[EXERCISE DETAILS]
Show only lines that include "title".

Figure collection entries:
• • • • •
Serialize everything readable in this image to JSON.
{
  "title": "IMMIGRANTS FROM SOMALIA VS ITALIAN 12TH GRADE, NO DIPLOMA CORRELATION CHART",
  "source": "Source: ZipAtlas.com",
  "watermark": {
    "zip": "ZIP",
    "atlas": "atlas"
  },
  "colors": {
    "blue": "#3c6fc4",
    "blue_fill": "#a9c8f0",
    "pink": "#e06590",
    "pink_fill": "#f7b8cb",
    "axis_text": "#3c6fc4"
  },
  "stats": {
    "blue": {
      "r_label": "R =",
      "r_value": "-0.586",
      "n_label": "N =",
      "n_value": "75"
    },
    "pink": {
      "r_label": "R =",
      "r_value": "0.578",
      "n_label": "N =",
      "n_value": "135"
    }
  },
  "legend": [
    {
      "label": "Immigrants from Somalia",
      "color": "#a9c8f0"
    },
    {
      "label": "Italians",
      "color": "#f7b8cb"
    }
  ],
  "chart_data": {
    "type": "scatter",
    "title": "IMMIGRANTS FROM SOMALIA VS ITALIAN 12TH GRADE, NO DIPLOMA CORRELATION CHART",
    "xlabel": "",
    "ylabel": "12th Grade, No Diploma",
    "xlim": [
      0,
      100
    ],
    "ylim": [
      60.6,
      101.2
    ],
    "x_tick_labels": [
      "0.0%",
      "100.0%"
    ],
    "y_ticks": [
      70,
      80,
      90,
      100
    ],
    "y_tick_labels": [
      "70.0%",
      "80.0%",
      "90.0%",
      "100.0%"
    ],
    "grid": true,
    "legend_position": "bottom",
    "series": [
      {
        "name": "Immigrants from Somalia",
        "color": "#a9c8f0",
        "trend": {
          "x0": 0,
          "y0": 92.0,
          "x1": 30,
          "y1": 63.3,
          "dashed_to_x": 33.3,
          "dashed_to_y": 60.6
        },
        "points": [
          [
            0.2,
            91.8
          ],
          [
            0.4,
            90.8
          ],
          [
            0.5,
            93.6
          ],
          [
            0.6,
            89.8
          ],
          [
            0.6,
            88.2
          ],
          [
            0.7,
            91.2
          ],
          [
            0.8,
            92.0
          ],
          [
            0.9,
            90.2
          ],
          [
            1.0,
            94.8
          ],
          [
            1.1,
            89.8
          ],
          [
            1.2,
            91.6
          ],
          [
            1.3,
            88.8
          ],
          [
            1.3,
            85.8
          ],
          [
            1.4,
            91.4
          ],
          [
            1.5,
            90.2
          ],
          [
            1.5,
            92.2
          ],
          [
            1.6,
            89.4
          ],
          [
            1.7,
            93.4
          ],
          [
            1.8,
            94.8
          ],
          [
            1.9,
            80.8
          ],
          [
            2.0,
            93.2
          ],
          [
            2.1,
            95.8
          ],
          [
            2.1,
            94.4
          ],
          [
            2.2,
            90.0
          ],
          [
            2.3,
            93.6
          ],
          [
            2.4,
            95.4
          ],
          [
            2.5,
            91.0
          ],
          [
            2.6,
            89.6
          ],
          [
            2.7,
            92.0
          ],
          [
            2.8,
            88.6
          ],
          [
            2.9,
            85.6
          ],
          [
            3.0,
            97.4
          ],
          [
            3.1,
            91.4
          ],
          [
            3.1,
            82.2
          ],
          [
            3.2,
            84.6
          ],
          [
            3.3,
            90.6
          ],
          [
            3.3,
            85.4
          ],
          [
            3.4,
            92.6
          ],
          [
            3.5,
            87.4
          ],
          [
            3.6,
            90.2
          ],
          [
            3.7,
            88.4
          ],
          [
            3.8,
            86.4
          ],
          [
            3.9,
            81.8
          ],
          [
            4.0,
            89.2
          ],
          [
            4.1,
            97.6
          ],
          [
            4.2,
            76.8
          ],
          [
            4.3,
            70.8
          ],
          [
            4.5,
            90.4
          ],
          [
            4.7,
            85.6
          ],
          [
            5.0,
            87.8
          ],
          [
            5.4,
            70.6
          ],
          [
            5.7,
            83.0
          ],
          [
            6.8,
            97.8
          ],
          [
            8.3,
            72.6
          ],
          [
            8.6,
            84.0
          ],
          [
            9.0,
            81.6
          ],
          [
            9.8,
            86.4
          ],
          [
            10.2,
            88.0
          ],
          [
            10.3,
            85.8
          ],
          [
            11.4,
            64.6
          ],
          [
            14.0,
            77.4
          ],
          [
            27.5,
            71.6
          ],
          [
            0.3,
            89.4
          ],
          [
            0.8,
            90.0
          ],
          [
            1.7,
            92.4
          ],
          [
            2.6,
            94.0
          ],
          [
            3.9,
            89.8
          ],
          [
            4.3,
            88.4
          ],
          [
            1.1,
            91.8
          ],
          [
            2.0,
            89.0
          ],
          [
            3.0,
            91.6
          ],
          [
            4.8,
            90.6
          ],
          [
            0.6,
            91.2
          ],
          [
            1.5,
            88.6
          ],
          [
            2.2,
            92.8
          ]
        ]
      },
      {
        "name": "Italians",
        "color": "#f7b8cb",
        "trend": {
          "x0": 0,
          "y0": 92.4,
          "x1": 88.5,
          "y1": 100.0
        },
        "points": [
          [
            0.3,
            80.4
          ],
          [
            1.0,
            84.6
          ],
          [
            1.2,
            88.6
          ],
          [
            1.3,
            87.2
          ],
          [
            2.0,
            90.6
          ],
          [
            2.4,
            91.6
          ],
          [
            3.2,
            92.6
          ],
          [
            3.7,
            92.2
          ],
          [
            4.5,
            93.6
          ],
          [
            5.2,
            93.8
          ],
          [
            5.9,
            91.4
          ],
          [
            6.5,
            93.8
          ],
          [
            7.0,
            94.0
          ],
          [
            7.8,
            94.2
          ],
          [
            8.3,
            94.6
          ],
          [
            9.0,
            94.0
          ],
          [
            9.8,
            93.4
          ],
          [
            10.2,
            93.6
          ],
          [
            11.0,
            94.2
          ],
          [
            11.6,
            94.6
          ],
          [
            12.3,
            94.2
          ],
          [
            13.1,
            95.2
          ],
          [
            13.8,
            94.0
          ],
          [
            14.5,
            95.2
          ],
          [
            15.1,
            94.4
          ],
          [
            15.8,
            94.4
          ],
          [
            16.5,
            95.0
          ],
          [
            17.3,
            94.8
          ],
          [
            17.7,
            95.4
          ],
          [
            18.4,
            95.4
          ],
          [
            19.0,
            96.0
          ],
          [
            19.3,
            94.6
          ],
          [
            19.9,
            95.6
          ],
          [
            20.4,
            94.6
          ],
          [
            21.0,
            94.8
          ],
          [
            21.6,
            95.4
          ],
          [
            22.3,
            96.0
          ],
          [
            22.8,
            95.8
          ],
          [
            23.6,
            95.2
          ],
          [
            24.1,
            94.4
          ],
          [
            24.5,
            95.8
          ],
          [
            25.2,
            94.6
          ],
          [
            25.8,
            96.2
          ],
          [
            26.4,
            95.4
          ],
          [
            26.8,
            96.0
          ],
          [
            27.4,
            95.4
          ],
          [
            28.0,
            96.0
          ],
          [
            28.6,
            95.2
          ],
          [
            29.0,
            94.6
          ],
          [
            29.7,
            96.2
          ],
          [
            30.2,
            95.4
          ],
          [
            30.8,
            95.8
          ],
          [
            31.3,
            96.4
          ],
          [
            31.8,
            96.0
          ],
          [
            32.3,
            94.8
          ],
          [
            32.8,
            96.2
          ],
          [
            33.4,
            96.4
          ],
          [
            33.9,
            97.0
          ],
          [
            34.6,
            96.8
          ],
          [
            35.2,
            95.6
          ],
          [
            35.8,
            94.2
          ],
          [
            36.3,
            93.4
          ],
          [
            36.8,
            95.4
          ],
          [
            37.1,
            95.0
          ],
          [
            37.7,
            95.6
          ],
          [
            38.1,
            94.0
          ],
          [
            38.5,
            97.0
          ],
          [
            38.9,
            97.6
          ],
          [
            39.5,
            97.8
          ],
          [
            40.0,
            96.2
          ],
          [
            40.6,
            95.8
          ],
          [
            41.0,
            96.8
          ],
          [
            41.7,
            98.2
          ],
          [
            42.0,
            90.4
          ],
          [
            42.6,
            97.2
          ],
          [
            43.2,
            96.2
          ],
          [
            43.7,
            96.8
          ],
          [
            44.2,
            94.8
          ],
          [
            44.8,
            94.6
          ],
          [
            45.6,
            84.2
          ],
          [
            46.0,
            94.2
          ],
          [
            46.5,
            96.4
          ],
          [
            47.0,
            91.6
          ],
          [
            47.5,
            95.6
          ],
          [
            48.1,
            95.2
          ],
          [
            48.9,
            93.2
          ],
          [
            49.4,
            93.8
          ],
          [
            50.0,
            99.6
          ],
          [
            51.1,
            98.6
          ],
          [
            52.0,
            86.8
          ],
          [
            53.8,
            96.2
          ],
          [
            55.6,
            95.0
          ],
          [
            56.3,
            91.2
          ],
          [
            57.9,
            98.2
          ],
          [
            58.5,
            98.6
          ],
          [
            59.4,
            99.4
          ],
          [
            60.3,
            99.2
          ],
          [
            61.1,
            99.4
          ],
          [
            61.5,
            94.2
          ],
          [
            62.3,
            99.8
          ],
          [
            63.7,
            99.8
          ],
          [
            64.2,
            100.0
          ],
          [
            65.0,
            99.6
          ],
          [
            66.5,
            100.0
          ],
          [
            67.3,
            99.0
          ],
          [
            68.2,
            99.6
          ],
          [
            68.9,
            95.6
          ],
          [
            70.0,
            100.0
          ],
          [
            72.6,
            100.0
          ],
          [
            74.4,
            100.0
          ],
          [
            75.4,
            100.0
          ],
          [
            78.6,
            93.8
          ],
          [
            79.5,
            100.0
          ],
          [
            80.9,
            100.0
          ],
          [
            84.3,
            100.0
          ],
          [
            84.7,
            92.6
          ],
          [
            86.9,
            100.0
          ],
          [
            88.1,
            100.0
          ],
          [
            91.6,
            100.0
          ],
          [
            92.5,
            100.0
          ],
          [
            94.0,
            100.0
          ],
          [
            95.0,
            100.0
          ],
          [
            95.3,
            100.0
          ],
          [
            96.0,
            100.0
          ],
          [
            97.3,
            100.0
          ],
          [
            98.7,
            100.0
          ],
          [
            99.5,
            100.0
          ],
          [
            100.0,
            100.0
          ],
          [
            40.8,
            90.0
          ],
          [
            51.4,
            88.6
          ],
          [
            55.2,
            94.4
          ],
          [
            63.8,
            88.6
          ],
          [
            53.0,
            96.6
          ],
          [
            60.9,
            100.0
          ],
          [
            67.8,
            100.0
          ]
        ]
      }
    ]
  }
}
• • • • •
[EXERCISE RESULT]
  "title": "IMMIGRANTS FROM SOMALIA VS ITALIAN 12TH GRADE, NO DIPLOMA CORRELATION CHART",
    "title": "IMMIGRANTS FROM SOMALIA VS ITALIAN 12TH GRADE, NO DIPLOMA CORRELATION CHART",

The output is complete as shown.